In the listing below, identify each line with the word "project" and return those lines.

- EXTRACTED MATERIAL:
****************************************

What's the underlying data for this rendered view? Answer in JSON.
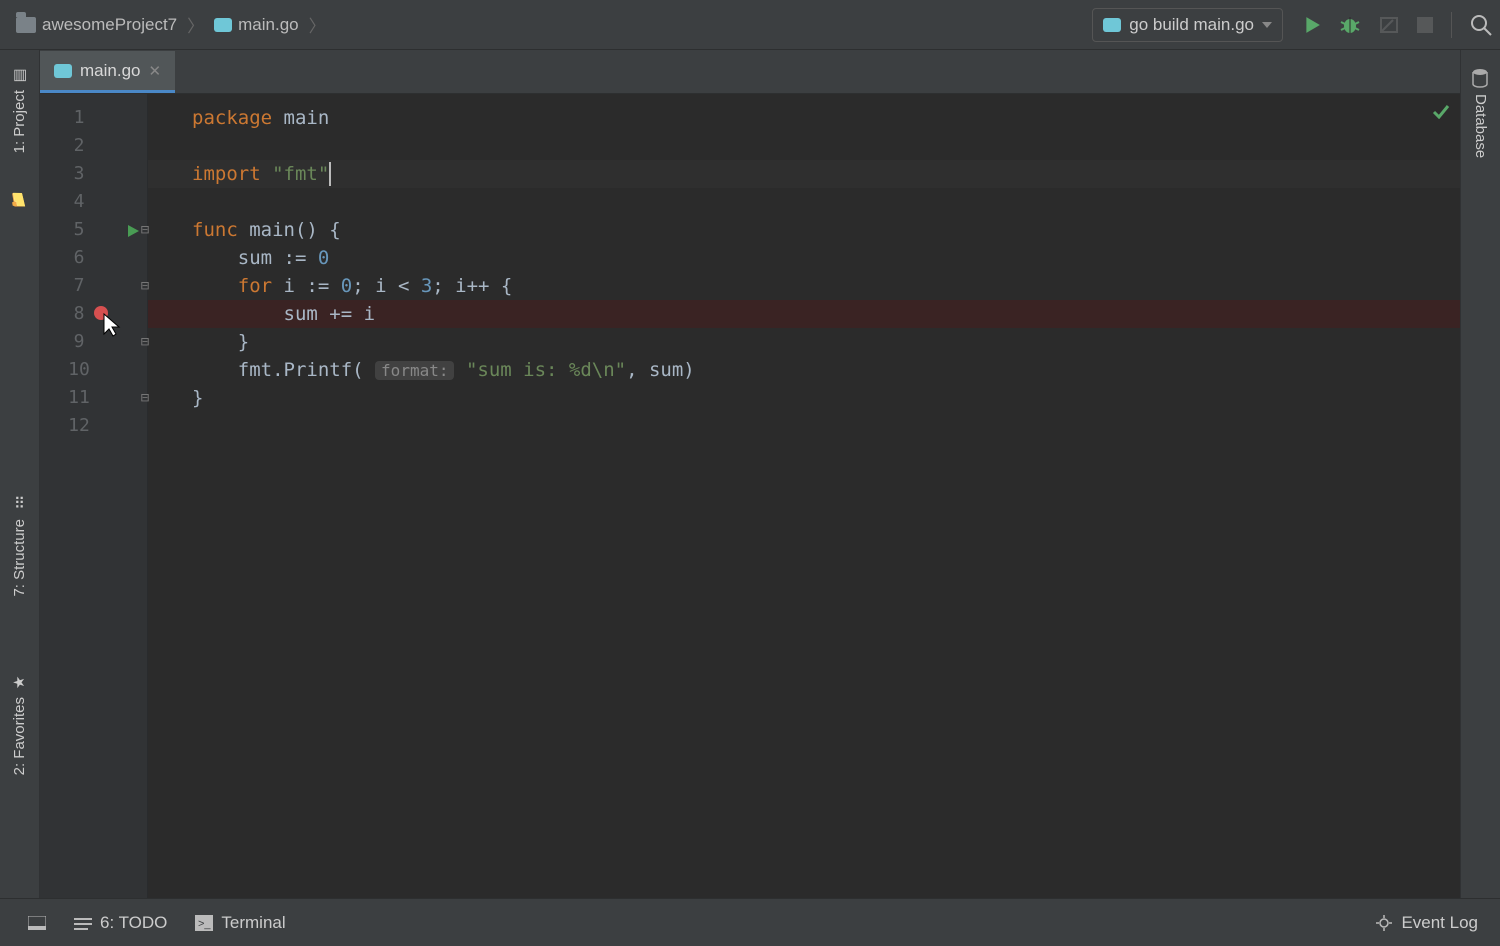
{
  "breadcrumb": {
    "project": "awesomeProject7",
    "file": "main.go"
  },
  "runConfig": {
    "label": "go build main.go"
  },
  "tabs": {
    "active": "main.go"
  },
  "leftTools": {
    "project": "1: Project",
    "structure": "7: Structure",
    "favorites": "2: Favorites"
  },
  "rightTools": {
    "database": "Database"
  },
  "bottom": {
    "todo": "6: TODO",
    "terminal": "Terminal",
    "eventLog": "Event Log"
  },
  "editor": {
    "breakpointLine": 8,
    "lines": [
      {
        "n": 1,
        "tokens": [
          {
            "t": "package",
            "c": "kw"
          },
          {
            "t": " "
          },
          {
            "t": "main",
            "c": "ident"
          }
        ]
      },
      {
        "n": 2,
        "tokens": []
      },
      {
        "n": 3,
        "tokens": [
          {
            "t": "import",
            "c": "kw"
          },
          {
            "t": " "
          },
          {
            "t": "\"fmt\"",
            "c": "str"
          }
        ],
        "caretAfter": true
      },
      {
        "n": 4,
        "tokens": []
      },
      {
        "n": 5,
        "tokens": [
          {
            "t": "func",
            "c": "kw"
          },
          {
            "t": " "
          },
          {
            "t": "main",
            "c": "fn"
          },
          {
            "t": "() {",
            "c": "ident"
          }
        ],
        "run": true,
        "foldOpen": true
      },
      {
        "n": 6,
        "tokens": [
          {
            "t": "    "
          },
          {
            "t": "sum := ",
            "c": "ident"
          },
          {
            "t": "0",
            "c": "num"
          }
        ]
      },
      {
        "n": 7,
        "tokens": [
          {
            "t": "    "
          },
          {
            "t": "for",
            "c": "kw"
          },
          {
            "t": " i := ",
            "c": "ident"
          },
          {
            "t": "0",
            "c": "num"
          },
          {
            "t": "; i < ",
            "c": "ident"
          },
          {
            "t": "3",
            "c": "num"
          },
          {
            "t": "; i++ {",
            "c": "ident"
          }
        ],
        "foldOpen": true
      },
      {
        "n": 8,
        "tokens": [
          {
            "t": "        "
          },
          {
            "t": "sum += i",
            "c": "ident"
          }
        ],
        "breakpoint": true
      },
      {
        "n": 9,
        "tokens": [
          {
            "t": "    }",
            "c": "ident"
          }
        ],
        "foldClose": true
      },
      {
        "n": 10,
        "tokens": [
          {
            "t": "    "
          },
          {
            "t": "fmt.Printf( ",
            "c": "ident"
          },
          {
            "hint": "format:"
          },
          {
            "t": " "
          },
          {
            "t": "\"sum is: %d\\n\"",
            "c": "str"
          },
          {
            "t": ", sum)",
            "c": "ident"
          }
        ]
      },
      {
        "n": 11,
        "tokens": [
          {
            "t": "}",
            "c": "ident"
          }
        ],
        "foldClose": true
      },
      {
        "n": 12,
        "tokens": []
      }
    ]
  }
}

****************************************

- EXPECTED ANSWER:
    "project": "awesomeProject7",
    "project": "1: Project",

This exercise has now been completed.